▶ **YOUR INSTRUCTIONS**
Locate the lines where "name" occurs and copy them as they stand.

(Collection entries)
- - -
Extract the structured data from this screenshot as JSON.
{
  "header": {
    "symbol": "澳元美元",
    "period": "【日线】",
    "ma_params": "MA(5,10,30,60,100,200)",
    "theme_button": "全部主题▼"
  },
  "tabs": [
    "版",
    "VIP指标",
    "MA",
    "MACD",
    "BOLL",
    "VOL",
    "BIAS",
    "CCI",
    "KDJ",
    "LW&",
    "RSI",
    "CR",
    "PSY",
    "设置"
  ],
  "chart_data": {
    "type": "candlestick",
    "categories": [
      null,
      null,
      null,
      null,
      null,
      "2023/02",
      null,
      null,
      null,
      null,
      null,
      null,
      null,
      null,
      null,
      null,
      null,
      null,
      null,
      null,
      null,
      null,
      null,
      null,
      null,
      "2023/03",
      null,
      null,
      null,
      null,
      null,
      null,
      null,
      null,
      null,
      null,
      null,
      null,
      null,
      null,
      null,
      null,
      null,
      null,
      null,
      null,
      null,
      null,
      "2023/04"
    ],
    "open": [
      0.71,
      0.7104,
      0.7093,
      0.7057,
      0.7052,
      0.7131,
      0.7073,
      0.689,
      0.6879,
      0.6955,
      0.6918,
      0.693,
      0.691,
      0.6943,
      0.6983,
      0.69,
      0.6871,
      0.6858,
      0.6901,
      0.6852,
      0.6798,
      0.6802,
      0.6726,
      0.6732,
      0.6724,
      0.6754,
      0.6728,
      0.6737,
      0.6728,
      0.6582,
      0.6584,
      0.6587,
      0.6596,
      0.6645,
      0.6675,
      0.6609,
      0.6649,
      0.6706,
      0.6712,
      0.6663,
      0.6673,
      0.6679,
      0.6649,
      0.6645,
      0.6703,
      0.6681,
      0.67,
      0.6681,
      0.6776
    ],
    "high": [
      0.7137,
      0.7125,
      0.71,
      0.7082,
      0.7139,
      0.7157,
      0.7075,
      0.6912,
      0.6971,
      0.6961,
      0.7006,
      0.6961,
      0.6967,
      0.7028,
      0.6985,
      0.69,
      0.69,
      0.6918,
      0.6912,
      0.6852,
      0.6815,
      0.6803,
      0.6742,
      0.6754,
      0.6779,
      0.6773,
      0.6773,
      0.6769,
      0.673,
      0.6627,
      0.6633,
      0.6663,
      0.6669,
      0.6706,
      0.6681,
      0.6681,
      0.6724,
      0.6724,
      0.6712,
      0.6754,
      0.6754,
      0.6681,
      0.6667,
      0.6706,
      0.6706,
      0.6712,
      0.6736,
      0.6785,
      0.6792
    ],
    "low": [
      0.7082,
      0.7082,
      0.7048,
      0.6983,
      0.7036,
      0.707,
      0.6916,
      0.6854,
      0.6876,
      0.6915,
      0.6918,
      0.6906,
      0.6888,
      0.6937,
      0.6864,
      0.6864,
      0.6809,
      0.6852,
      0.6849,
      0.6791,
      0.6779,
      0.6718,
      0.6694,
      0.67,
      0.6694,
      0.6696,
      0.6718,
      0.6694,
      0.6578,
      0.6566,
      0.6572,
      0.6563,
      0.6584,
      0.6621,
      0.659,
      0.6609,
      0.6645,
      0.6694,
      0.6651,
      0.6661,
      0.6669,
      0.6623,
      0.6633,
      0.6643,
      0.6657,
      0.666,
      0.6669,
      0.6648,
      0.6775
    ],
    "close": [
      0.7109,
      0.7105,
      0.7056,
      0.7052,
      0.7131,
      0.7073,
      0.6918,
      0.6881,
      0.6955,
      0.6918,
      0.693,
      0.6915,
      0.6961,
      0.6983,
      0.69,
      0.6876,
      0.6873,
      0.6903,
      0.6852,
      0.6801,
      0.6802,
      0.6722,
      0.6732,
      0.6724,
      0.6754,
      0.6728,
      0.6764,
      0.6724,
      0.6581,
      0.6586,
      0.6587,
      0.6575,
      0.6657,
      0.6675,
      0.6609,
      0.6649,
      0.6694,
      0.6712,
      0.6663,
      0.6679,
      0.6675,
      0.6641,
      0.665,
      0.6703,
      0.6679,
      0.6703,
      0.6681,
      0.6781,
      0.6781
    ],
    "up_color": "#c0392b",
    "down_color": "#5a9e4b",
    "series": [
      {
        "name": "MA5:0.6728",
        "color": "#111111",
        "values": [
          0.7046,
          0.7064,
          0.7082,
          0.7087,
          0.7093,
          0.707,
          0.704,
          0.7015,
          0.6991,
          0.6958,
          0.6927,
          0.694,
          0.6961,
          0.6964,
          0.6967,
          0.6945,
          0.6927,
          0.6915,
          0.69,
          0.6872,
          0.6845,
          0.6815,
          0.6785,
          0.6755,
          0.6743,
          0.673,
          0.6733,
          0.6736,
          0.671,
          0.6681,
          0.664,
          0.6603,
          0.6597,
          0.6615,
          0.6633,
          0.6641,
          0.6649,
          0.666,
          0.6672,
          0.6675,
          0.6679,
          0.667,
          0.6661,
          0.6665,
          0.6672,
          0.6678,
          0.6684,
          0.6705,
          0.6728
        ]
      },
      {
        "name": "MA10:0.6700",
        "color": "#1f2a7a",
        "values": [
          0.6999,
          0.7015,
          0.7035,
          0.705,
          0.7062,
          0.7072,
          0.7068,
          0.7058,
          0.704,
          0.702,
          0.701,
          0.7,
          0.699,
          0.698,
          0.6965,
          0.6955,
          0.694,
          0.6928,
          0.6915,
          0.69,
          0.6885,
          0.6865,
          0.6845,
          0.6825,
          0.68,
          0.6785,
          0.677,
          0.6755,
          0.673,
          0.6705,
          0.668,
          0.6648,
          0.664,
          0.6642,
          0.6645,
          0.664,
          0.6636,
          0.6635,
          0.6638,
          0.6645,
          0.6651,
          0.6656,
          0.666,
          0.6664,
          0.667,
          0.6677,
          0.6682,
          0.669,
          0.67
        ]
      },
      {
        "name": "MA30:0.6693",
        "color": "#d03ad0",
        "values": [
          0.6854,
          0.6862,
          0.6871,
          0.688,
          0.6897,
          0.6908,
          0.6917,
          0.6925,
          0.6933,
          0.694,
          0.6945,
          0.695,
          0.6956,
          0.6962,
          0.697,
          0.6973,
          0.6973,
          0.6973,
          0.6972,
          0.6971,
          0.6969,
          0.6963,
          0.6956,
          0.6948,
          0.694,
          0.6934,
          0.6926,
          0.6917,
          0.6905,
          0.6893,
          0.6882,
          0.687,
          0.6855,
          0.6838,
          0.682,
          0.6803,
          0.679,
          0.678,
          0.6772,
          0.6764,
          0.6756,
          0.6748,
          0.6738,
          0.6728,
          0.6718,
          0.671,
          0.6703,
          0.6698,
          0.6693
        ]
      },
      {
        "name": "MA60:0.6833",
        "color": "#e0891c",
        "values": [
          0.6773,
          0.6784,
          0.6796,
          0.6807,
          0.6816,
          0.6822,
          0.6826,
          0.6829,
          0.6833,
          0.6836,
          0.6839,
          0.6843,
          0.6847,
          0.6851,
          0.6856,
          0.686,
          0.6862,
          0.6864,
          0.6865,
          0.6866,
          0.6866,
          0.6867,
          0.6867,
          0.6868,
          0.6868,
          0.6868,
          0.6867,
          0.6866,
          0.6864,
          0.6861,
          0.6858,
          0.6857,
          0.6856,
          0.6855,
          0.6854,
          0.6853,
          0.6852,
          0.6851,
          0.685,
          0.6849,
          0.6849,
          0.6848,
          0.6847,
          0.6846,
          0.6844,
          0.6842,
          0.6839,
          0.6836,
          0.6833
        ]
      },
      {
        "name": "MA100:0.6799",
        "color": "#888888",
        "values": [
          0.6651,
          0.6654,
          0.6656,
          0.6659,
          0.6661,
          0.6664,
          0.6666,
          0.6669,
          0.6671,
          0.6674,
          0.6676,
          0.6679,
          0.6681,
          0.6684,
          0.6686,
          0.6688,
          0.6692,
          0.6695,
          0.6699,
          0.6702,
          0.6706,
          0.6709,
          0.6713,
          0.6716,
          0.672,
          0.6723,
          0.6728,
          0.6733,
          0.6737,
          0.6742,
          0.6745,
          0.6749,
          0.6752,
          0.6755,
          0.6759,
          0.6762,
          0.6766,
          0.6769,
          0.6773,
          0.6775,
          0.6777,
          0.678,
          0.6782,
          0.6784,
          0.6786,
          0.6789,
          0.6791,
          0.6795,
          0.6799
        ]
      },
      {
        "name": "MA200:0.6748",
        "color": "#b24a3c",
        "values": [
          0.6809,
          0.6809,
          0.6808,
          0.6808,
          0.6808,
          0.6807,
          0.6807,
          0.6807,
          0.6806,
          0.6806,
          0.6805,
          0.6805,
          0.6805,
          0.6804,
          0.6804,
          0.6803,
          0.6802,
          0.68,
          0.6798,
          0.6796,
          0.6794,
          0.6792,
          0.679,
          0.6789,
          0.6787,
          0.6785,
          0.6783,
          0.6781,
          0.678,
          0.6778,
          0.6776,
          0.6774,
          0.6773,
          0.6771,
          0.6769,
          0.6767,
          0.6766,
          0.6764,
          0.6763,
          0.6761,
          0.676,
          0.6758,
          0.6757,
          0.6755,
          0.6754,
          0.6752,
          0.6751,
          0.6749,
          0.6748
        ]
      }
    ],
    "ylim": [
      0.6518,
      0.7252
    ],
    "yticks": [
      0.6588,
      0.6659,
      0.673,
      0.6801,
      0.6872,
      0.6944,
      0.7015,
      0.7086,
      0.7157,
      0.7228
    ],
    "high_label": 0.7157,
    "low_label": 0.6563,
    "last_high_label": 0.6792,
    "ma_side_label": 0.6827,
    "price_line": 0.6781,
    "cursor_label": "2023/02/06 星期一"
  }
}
- - -
▶ **CORRECT ANSWER**
        "name": "MA5:0.6728",
        "name": "MA10:0.6700",
        "name": "MA30:0.6693",
        "name": "MA60:0.6833",
        "name": "MA100:0.6799",
        "name": "MA200:0.6748",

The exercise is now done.